» **TASK**: Copy every line of the records below where the word "scale" occurs.

» **DATA SECTION**:
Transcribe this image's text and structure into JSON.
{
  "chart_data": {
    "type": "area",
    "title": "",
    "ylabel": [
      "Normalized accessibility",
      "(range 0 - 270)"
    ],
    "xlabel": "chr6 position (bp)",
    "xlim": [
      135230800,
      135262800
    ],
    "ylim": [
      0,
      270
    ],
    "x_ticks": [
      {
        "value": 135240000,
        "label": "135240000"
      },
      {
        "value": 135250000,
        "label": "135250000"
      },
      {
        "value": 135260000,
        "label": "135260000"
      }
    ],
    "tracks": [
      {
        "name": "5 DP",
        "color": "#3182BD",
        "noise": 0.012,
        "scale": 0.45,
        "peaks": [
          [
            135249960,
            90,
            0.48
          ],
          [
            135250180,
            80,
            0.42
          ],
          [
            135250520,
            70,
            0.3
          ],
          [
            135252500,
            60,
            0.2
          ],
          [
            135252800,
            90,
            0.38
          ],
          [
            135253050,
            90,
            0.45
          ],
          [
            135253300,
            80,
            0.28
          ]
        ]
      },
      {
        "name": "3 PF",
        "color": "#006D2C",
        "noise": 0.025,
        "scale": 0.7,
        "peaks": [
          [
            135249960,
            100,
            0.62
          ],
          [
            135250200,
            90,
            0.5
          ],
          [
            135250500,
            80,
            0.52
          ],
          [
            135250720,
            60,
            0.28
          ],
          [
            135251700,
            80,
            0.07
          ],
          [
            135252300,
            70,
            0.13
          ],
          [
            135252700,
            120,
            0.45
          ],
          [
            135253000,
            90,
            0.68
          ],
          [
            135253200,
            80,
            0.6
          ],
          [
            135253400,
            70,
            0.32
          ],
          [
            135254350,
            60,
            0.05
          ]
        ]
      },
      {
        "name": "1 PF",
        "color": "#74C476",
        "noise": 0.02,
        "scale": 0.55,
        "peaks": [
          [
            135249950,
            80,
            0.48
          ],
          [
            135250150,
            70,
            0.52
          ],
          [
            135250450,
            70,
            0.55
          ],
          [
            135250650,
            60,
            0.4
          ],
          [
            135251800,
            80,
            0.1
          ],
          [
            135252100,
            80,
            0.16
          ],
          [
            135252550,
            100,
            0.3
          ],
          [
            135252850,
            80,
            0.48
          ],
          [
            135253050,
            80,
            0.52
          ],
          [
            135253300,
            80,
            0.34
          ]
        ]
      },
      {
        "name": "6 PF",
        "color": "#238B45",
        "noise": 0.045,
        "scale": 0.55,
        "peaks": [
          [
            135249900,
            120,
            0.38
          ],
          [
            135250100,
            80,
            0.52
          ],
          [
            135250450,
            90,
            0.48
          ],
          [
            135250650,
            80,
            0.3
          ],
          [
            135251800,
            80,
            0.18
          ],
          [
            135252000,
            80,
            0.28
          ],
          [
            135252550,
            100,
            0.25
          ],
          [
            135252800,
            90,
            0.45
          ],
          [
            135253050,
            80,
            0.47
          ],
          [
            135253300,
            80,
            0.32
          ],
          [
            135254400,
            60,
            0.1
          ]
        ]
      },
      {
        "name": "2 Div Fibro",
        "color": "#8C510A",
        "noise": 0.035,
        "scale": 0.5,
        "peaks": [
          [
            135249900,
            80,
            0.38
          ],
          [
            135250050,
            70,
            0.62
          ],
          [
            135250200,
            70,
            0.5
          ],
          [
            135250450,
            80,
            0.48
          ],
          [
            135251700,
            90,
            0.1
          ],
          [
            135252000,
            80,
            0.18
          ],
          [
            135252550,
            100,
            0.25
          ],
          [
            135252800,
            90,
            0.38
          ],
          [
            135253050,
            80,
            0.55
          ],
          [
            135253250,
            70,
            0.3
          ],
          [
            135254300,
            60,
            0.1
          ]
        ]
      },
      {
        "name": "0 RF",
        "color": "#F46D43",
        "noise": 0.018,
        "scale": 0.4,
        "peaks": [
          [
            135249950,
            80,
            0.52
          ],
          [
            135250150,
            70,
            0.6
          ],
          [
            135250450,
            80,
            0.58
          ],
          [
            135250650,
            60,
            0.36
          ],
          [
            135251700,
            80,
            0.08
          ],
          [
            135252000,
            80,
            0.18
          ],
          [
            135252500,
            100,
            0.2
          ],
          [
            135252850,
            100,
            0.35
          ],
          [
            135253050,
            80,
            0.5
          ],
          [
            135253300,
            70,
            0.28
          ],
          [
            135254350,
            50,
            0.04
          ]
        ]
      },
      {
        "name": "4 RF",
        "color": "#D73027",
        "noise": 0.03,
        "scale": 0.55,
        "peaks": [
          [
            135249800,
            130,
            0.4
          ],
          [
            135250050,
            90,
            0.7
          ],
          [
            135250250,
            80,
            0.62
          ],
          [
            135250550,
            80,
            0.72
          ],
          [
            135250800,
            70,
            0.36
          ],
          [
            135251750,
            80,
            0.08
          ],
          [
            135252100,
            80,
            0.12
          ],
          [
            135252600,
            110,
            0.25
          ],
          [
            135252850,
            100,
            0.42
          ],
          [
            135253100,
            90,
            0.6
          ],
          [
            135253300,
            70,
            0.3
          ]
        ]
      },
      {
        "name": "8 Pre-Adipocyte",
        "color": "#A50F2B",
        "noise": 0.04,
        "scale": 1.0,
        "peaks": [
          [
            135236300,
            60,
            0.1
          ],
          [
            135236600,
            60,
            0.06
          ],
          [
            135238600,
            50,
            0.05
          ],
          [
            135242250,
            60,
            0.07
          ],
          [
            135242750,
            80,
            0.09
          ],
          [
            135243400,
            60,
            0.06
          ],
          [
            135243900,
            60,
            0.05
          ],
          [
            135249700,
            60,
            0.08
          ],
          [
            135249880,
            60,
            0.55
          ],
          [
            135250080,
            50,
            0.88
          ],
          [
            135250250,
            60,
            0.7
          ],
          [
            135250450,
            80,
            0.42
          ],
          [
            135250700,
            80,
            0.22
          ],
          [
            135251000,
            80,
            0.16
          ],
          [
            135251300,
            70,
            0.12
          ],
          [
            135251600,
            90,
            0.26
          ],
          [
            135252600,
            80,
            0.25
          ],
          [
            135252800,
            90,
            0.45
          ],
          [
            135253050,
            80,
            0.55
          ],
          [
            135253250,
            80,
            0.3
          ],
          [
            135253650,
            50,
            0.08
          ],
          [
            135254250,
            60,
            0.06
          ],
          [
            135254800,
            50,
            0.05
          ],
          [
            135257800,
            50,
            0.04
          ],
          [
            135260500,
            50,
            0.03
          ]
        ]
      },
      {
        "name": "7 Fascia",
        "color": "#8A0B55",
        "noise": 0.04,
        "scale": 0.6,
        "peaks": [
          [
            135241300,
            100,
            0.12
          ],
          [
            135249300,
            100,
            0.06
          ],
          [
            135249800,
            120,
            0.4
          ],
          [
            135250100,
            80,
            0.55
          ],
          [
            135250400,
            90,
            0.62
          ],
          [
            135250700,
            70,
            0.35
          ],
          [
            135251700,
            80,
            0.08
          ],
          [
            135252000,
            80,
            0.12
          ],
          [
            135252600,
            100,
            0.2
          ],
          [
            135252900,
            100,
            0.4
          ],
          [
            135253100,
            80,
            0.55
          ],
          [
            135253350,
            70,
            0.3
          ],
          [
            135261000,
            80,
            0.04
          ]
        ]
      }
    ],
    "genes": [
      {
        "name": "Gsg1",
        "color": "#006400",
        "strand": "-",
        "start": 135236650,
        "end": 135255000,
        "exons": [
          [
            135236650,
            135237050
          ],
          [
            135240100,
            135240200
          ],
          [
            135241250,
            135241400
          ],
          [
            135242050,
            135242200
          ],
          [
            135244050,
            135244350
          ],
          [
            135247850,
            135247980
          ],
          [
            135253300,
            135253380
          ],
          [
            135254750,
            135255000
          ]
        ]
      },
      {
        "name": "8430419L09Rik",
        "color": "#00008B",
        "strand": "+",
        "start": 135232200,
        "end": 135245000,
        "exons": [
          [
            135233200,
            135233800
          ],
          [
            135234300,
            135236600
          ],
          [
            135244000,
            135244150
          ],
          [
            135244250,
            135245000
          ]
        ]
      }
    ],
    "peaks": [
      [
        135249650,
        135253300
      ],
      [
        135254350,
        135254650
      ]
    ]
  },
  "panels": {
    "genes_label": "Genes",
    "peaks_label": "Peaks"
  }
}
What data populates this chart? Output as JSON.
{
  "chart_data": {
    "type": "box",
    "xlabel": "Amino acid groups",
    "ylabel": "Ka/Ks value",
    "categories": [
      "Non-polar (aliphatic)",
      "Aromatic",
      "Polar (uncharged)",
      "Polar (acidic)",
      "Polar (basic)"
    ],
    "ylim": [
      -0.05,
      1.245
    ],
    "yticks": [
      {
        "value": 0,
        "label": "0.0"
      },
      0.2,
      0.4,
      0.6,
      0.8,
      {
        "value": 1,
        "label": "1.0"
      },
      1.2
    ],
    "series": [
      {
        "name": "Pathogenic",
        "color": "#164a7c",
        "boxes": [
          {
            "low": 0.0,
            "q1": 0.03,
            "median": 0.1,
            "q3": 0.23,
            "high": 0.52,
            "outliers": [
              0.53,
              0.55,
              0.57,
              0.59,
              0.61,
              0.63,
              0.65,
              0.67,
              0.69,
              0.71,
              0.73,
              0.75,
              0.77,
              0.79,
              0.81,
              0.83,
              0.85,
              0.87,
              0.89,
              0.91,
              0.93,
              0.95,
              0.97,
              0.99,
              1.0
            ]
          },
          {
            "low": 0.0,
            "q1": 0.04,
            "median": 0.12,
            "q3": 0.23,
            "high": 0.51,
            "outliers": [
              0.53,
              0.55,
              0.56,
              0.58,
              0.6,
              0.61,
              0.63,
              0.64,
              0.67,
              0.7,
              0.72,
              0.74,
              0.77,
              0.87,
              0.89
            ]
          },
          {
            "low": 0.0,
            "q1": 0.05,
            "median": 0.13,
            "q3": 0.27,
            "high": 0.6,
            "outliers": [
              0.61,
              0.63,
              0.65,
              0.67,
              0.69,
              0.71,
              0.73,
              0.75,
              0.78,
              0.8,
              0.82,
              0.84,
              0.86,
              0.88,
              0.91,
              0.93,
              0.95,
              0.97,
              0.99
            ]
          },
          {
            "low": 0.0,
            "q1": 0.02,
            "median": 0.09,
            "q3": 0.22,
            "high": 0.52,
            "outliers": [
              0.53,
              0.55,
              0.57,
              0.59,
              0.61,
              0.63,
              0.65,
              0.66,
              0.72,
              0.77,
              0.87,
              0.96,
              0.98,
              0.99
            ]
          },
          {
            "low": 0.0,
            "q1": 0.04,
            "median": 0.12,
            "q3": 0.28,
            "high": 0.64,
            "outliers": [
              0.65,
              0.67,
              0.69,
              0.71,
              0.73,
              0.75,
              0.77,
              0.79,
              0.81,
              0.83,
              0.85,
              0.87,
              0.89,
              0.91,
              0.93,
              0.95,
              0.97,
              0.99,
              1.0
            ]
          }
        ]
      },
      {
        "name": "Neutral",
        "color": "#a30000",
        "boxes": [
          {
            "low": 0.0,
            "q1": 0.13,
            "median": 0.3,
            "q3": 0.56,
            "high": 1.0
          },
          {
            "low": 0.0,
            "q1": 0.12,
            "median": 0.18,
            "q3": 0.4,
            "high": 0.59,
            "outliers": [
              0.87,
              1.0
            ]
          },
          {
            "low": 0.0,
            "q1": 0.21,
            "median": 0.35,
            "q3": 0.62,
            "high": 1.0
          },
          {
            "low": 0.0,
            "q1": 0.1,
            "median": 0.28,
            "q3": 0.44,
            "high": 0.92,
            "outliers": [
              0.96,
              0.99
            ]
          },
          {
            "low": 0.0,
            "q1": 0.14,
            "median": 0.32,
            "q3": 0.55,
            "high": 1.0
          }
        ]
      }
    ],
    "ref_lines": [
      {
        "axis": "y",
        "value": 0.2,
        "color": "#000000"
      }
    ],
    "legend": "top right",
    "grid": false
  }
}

» **TASK RESULT**:
        "scale": 0.45,
        "scale": 0.7,
        "scale": 0.55,
        "scale": 0.55,
        "scale": 0.5,
        "scale": 0.4,
        "scale": 0.55,
        "scale": 1.0,
        "scale": 0.6,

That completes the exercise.